▶ Recorded data
— Begin —

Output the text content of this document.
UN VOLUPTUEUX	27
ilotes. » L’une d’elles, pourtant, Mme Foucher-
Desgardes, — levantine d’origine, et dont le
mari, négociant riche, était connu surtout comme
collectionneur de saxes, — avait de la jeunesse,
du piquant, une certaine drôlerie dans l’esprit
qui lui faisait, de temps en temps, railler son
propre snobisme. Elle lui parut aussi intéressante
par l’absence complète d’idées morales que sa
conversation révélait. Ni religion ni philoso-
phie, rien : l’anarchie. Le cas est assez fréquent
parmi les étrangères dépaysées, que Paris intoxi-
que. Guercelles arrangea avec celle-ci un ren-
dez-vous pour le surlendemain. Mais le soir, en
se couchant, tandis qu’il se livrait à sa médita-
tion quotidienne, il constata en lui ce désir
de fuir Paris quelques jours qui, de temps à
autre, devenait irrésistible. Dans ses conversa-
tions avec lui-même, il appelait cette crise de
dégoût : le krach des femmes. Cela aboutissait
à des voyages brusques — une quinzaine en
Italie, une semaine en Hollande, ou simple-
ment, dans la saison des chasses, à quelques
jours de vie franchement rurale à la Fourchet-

— End —
— Begin —

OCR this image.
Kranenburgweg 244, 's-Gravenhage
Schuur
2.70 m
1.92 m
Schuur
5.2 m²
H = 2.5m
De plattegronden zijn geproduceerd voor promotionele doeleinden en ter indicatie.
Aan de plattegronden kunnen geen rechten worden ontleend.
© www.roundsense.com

— End —

▶ WHAT THE EXERCISE ASKS
Identify each line holding the string "plattegronden", and copy it out.

▶ RESPONSE FOR THIS EXERCISE
De plattegronden zijn geproduceerd voor promotionele doeleinden en ter indicatie.
Aan de plattegronden kunnen geen rechten worden ontleend.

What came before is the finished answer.